** Your instructions **
Retype each line of the material exactly, please, skipping any picture in it.

**** Given records ****

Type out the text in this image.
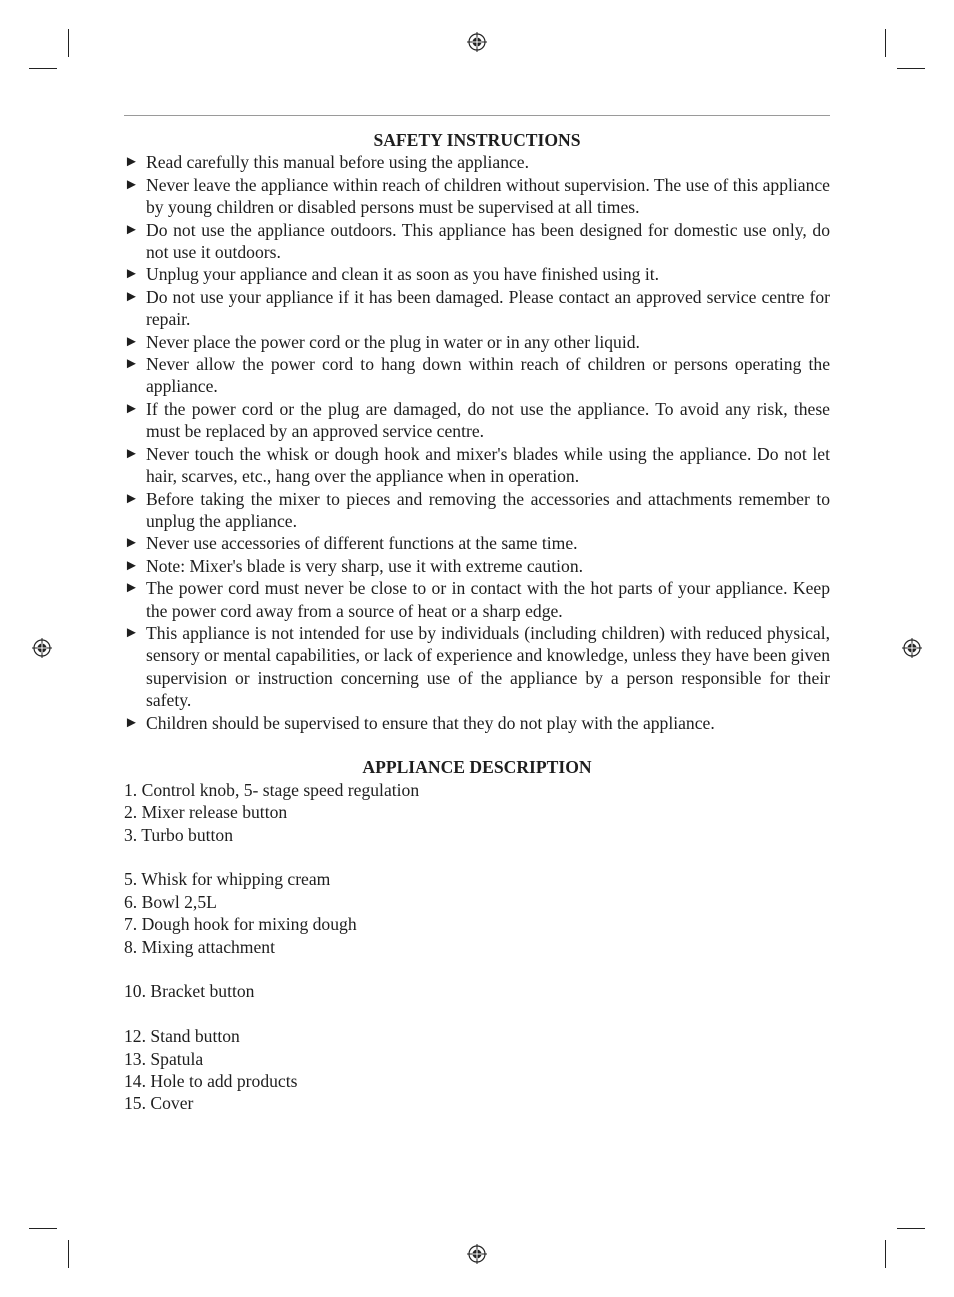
SAFETY INSTRUCTIONS
► Read carefully this manual before using the appliance.
► Never leave the appliance within reach of children without supervision. The use of this appliance by young children or disabled persons must be supervised at all times.
► Do not use the appliance outdoors. This appliance has been designed for domestic use only, do not use it outdoors.
► Unplug your appliance and clean it as soon as you have finished using it.
► Do not use your appliance if it has been damaged. Please contact an approved service centre for repair.
► Never place the power cord or the plug in water or in any other liquid.
► Never allow the power cord to hang down within reach of children or persons operating the appliance.
► If the power cord or the plug are damaged, do not use the appliance. To avoid any risk, these must be replaced by an approved service centre.
► Never touch the whisk or dough hook and mixer's blades while using the appliance. Do not let hair, scarves, etc., hang over the appliance when in operation.
► Before taking the mixer to pieces and removing the accessories and attachments remember to unplug the appliance.
► Never use accessories of different functions at the same time.
► Note: Mixer's blade is very sharp, use it with extreme caution.
► The power cord must never be close to or in contact with the hot parts of your appliance. Keep the power cord away from a source of heat or a sharp edge.
► This appliance is not intended for use by individuals (including children) with reduced physical, sensory or mental capabilities, or lack of experience and knowledge, unless they have been given supervision or instruction concerning use of the appliance by a person responsible for their safety.
► Children should be supervised to ensure that they do not play with the appliance.
APPLIANCE DESCRIPTION
1. Control knob, 5- stage speed regulation
2. Mixer release button
3. Turbo button
5. Whisk for whipping cream
6. Bowl 2,5L
7. Dough hook for mixing dough
8. Mixing attachment
10. Bracket button
12. Stand button
13. Spatula
14. Hole to add products
15. Cover
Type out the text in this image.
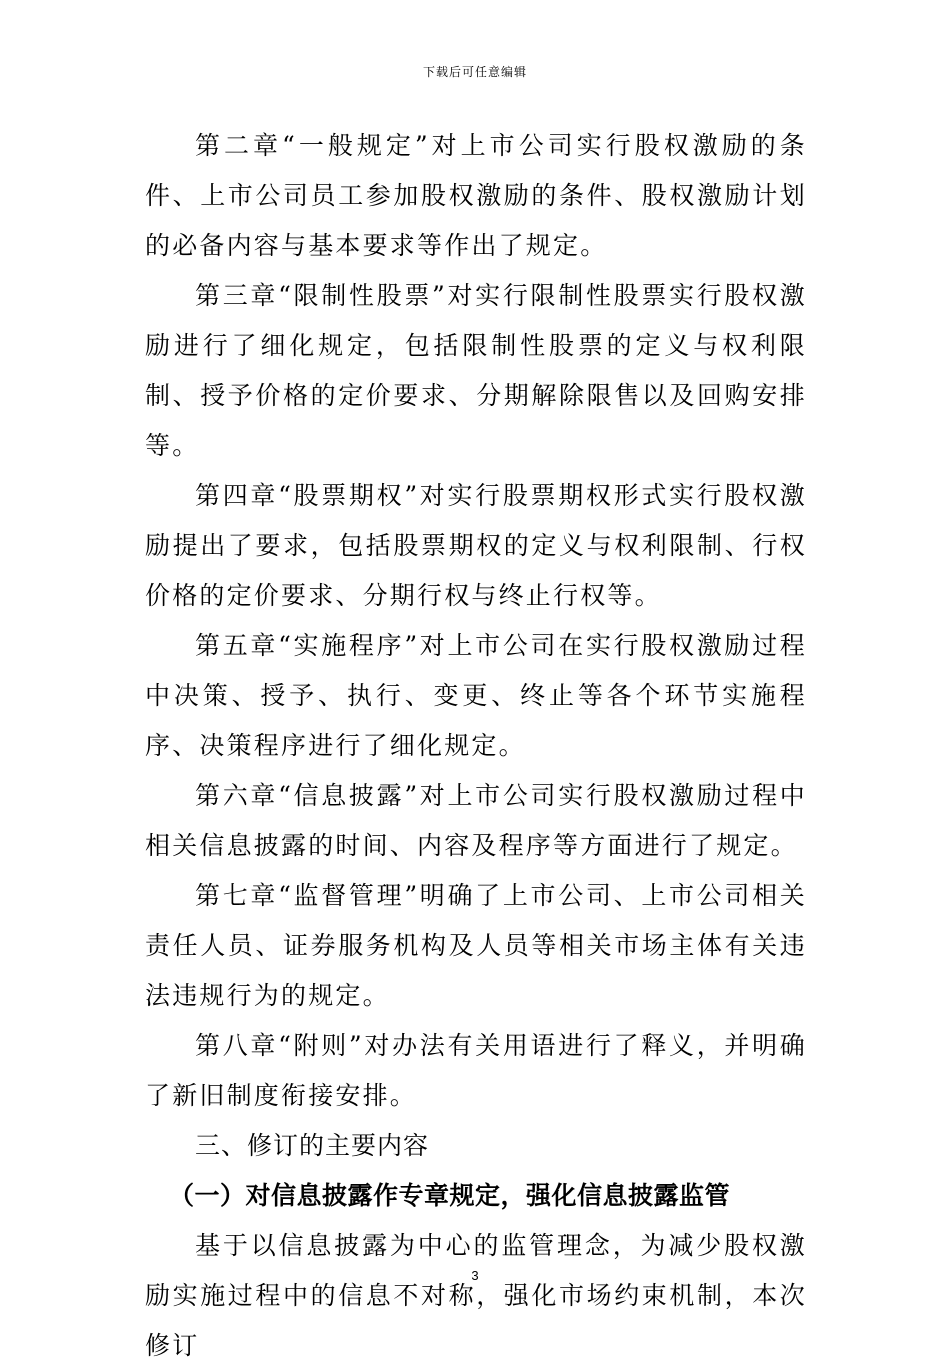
下载后可任意编辑

第二章“一般规定”对上市公司实行股权激励的条件、上市公司员工参加股权激励的条件、股权激励计划的必备内容与基本要求等作出了规定。

第三章“限制性股票”对实行限制性股票实行股权激励进行了细化规定，包括限制性股票的定义与权利限制、授予价格的定价要求、分期解除限售以及回购安排等。

第四章“股票期权”对实行股票期权形式实行股权激励提出了要求，包括股票期权的定义与权利限制、行权价格的定价要求、分期行权与终止行权等。

第五章“实施程序”对上市公司在实行股权激励过程中决策、授予、执行、变更、终止等各个环节实施程序、决策程序进行了细化规定。

第六章“信息披露”对上市公司实行股权激励过程中相关信息披露的时间、内容及程序等方面进行了规定。

第七章“监督管理”明确了上市公司、上市公司相关责任人员、证券服务机构及人员等相关市场主体有关违法违规行为的规定。

第八章“附则”对办法有关用语进行了释义，并明确了新旧制度衔接安排。

三、修订的主要内容

（一）对信息披露作专章规定，强化信息披露监管

基于以信息披露为中心的监管理念，为减少股权激励实施过程中的信息不对称，强化市场约束机制，本次修订

3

****

** Solution below **
Type out the text in this image.
SAFETY INSTRUCTIONS
► Read carefully this manual before using the appliance.
► Never leave the appliance within reach of children without supervision. The use of this appliance by young children or disabled persons must be supervised at all times.
► Do not use the appliance outdoors. This appliance has been designed for domestic use only, do not use it outdoors.
► Unplug your appliance and clean it as soon as you have finished using it.
► Do not use your appliance if it has been damaged. Please contact an approved service centre for repair.
► Never place the power cord or the plug in water or in any other liquid.
► Never allow the power cord to hang down within reach of children or persons operating the appliance.
► If the power cord or the plug are damaged, do not use the appliance. To avoid any risk, these must be replaced by an approved service centre.
► Never touch the whisk or dough hook and mixer's blades while using the appliance. Do not let hair, scarves, etc., hang over the appliance when in operation.
► Before taking the mixer to pieces and removing the accessories and attachments remember to unplug the appliance.
► Never use accessories of different functions at the same time.
► Note: Mixer's blade is very sharp, use it with extreme caution.
► The power cord must never be close to or in contact with the hot parts of your appliance. Keep the power cord away from a source of heat or a sharp edge.
► This appliance is not intended for use by individuals (including children) with reduced physical, sensory or mental capabilities, or lack of experience and knowledge, unless they have been given supervision or instruction concerning use of the appliance by a person responsible for their safety.
► Children should be supervised to ensure that they do not play with the appliance.
APPLIANCE DESCRIPTION
1. Control knob, 5- stage speed regulation
2. Mixer release button
3. Turbo button
5. Whisk for whipping cream
6. Bowl 2,5L
7. Dough hook for mixing dough
8. Mixing attachment
10. Bracket button
12. Stand button
13. Spatula
14. Hole to add products
15. Cover
Type out the text in this image.
下载后可任意编辑

第二章“一般规定”对上市公司实行股权激励的条件、上市公司员工参加股权激励的条件、股权激励计划的必备内容与基本要求等作出了规定。

第三章“限制性股票”对实行限制性股票实行股权激励进行了细化规定，包括限制性股票的定义与权利限制、授予价格的定价要求、分期解除限售以及回购安排等。

第四章“股票期权”对实行股票期权形式实行股权激励提出了要求，包括股票期权的定义与权利限制、行权价格的定价要求、分期行权与终止行权等。

第五章“实施程序”对上市公司在实行股权激励过程中决策、授予、执行、变更、终止等各个环节实施程序、决策程序进行了细化规定。

第六章“信息披露”对上市公司实行股权激励过程中相关信息披露的时间、内容及程序等方面进行了规定。

第七章“监督管理”明确了上市公司、上市公司相关责任人员、证券服务机构及人员等相关市场主体有关违法违规行为的规定。

第八章“附则”对办法有关用语进行了释义，并明确了新旧制度衔接安排。

三、修订的主要内容

（一）对信息披露作专章规定，强化信息披露监管

基于以信息披露为中心的监管理念，为减少股权激励实施过程中的信息不对称，强化市场约束机制，本次修订

3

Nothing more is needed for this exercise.